Les critères sont parfois baroques, les experts sortis de leur préretraite, quand il ne s’agit pas de simples sondages. Mais ce n’est pas cher à réaliser et ça rapporte un max de reprises média. La preuve : Rue89 Bordeaux s’y met aussi, avec son premier et inédit palmarès des palmarès. And the winner is…

1 – Le plus « vote par procuration » : Alain Juppé meilleur maire de France selon L’Express

2 – Le plus « fait maison » : Bordeaux, 2ème grande ville artistique de France d’après le Journal des Arts

3 – Le plus « fumeux » : Bordeaux, ville la plus dynamique sur le plan économique,  dans Les Echos

4 – Le plus « love » : Bordeaux, « ville préférée des Français » (loin derrière Paris)

1 – Le plus « vote par procuration » : Alain Juppé meilleur maire de France selon L’Express

Selon un témoin proche de la scène, Vincent Feltesse a avalé son cannelé de travers en l’apprenant. Au cas où vous rentreriez tout juste de Kiev, L’Express a sacré Alain Juppé meilleur maire de France du monde. Précisément, un « jury de 18 grands connaisseurs des collectivités locales » a noté (de 1 à 5) les performances des 34 maires des plus grandes villes françaises sur 9 thèmes. Dans ce premier palmarès du genre, le maire de Bordeaux, arrivé en tête sur quatre critères, grimpe sur la plus haute marche du podium.

• **Données fournies**
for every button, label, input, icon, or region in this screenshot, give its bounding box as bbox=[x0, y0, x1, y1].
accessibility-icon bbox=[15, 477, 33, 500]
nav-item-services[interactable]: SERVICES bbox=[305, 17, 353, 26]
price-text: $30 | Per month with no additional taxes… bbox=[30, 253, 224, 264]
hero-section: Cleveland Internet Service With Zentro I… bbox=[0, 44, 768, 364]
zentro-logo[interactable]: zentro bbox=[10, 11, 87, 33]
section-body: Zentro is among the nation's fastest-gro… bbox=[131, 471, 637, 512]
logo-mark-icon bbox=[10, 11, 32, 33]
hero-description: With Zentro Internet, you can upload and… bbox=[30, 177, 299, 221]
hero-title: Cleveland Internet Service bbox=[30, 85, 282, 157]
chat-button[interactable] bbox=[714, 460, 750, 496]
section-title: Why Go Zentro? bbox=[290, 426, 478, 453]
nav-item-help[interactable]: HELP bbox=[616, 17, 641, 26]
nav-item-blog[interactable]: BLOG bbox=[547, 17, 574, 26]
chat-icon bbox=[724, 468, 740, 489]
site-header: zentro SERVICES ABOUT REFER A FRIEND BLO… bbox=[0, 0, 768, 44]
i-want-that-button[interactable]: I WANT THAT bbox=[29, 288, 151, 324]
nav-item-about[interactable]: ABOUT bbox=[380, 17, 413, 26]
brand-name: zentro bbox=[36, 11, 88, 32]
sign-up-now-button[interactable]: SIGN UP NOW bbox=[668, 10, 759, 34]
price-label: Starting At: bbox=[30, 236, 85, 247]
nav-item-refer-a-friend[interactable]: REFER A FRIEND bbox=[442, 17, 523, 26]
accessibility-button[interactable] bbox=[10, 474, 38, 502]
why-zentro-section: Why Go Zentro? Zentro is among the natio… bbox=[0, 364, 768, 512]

• **Série de consignes**
1 - Citez à l'identique le passage de l'article sur les palmarès bordelais, depuis « Selon un témoin » jusqu'à « marche du podium. » inclus.
2 - Poursuivez l'article sur les palmarès consacrés à Bordeaux, en reprenant immédiatement après sa dernière phrase.

• **Résultats par consigne**
1 -
Selon un témoin proche de la scène, Vincent Feltesse a avalé son cannelé de travers en l’apprenant. Au cas où vous rentreriez tout juste de Kiev, L’Express a sacré Alain Juppé meilleur maire de France du monde. Précisément, un « jury de 18 grands connaisseurs des collectivités locales » a noté (de 1 à 5) les performances des 34 maires des plus grandes villes françaises sur 9 thèmes. Dans ce premier palmarès du genre, le maire de Bordeaux, arrivé en tête sur quatre critères, grimpe sur la plus haute marche du podium.

2 -
L’équipe du candidat socialiste à la mairie de Bordeaux s’est indignée dans un communiqué de ce classement réalisé sans chiffres, et par des experts selon elle aussi objectifs que des juges russes au patinage artistique. On retrouve ainsi dans la liste plusieurs anciens ministres de Jacques Chirac – Jean-Paul Delevoye, Dominique Perben, Jean-Pierre Raffarin…

Rédacteur en chef du service Régions de L’Express, Michel Feltin-Palas, défend l’équilibre politique de son panel, avec plusieurs personnalités de gauche dans le jury : Jean-Louis Guigou, ancien de la Datar et époux de l’ex-ministre Elisabeth, ou Jean Viard, sociologue proche du PS et auteur de La Décennie bordelaise, livre d’entretien avec… Vincent Feltesse.

Dans son communiqué ce dernier souligne surtout que « les domaines où Alain Juppé est bien classé relèvent partiellement ou exclusivement des compétences de la Communauté urbaine de Bordeaux ». Par exemple :

« Pour rendre hommage à Alain Juppé en matière d’urbanisme, les membres du jury (dont à notre connaissance aucun n’habite à Bordeaux) prétendent à “l’embellissement de la rive droite”. En la matière, laissons les Bordelais juges d’une telle affirmation. Plus curieux encore, L’Express justifie son classement par la construction du nouveau pont. Le projet de pont Bacalan-Bastide d’abord refusé par Alain Juppé était enlisé jusqu’à ce qu’il soit pris en main par Vincent Feltesse et financé par tous les partenaires publics […] à l’exception de la Ville de Bordeaux ».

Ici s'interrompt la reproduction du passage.